* **GOAL**:
Reproduce the listing below in its entirety. Change nothing.

═══

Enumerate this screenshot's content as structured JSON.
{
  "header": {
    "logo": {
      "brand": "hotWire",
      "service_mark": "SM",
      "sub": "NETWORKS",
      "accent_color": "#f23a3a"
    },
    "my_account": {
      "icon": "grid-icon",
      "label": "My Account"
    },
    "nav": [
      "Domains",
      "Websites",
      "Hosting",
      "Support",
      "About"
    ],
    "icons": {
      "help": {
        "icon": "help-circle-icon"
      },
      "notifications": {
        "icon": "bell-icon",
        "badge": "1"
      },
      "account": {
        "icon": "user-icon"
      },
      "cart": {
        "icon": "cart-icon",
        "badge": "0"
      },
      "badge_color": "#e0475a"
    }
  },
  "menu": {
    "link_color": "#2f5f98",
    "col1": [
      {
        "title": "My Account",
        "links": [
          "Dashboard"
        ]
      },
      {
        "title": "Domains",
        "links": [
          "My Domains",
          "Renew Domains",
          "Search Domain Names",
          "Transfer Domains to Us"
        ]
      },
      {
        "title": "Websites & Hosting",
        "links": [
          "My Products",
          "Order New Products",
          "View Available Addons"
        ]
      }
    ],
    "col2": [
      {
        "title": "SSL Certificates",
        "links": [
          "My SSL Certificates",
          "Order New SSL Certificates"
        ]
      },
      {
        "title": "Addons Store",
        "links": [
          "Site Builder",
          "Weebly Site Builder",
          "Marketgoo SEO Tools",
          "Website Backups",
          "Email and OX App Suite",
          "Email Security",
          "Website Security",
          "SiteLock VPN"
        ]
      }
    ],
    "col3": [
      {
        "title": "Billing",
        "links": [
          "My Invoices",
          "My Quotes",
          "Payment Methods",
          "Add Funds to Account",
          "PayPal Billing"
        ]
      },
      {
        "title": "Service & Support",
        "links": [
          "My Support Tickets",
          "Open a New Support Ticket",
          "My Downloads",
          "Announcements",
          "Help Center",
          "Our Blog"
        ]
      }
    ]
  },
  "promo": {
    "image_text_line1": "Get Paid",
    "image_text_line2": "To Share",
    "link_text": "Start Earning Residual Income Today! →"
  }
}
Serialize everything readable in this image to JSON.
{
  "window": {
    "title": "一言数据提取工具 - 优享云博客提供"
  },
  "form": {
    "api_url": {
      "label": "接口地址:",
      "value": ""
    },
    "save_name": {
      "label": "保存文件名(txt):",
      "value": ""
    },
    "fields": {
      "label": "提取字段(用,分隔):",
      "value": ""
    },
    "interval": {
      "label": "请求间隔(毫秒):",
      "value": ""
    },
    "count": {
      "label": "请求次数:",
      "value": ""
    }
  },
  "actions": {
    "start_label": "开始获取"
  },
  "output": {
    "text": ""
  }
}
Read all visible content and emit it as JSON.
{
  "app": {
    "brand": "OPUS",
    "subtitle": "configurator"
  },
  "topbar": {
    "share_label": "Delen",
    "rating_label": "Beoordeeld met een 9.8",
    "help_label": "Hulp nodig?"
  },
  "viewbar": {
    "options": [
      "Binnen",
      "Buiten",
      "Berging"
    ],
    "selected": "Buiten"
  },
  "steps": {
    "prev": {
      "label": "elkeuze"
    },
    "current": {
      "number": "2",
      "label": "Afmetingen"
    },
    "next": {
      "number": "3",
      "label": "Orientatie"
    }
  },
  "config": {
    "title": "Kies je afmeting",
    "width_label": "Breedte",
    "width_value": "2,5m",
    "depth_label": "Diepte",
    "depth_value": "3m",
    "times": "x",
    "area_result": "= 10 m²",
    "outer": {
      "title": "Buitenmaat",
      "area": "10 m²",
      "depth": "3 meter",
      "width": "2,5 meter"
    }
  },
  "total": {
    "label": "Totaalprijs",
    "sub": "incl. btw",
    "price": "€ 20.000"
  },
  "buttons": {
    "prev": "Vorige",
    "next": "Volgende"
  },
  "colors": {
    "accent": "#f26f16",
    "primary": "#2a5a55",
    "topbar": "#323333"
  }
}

═══

* **SOLUTION FOR THIS TASK**:
Enumerate this screenshot's content as structured JSON.
{
  "header": {
    "logo": {
      "brand": "hotWire",
      "service_mark": "SM",
      "sub": "NETWORKS",
      "accent_color": "#f23a3a"
    },
    "my_account": {
      "icon": "grid-icon",
      "label": "My Account"
    },
    "nav": [
      "Domains",
      "Websites",
      "Hosting",
      "Support",
      "About"
    ],
    "icons": {
      "help": {
        "icon": "help-circle-icon"
      },
      "notifications": {
        "icon": "bell-icon",
        "badge": "1"
      },
      "account": {
        "icon": "user-icon"
      },
      "cart": {
        "icon": "cart-icon",
        "badge": "0"
      },
      "badge_color": "#e0475a"
    }
  },
  "menu": {
    "link_color": "#2f5f98",
    "col1": [
      {
        "title": "My Account",
        "links": [
          "Dashboard"
        ]
      },
      {
        "title": "Domains",
        "links": [
          "My Domains",
          "Renew Domains",
          "Search Domain Names",
          "Transfer Domains to Us"
        ]
      },
      {
        "title": "Websites & Hosting",
        "links": [
          "My Products",
          "Order New Products",
          "View Available Addons"
        ]
      }
    ],
    "col2": [
      {
        "title": "SSL Certificates",
        "links": [
          "My SSL Certificates",
          "Order New SSL Certificates"
        ]
      },
      {
        "title": "Addons Store",
        "links": [
          "Site Builder",
          "Weebly Site Builder",
          "Marketgoo SEO Tools",
          "Website Backups",
          "Email and OX App Suite",
          "Email Security",
          "Website Security",
          "SiteLock VPN"
        ]
      }
    ],
    "col3": [
      {
        "title": "Billing",
        "links": [
          "My Invoices",
          "My Quotes",
          "Payment Methods",
          "Add Funds to Account",
          "PayPal Billing"
        ]
      },
      {
        "title": "Service & Support",
        "links": [
          "My Support Tickets",
          "Open a New Support Ticket",
          "My Downloads",
          "Announcements",
          "Help Center",
          "Our Blog"
        ]
      }
    ]
  },
  "promo": {
    "image_text_line1": "Get Paid",
    "image_text_line2": "To Share",
    "link_text": "Start Earning Residual Income Today! →"
  }
}
Serialize everything readable in this image to JSON.
{
  "window": {
    "title": "一言数据提取工具 - 优享云博客提供"
  },
  "form": {
    "api_url": {
      "label": "接口地址:",
      "value": ""
    },
    "save_name": {
      "label": "保存文件名(txt):",
      "value": ""
    },
    "fields": {
      "label": "提取字段(用,分隔):",
      "value": ""
    },
    "interval": {
      "label": "请求间隔(毫秒):",
      "value": ""
    },
    "count": {
      "label": "请求次数:",
      "value": ""
    }
  },
  "actions": {
    "start_label": "开始获取"
  },
  "output": {
    "text": ""
  }
}
Read all visible content and emit it as JSON.
{
  "app": {
    "brand": "OPUS",
    "subtitle": "configurator"
  },
  "topbar": {
    "share_label": "Delen",
    "rating_label": "Beoordeeld met een 9.8",
    "help_label": "Hulp nodig?"
  },
  "viewbar": {
    "options": [
      "Binnen",
      "Buiten",
      "Berging"
    ],
    "selected": "Buiten"
  },
  "steps": {
    "prev": {
      "label": "elkeuze"
    },
    "current": {
      "number": "2",
      "label": "Afmetingen"
    },
    "next": {
      "number": "3",
      "label": "Orientatie"
    }
  },
  "config": {
    "title": "Kies je afmeting",
    "width_label": "Breedte",
    "width_value": "2,5m",
    "depth_label": "Diepte",
    "depth_value": "3m",
    "times": "x",
    "area_result": "= 10 m²",
    "outer": {
      "title": "Buitenmaat",
      "area": "10 m²",
      "depth": "3 meter",
      "width": "2,5 meter"
    }
  },
  "total": {
    "label": "Totaalprijs",
    "sub": "incl. btw",
    "price": "€ 20.000"
  },
  "buttons": {
    "prev": "Vorige",
    "next": "Volgende"
  },
  "colors": {
    "accent": "#f26f16",
    "primary": "#2a5a55",
    "topbar": "#323333"
  }
}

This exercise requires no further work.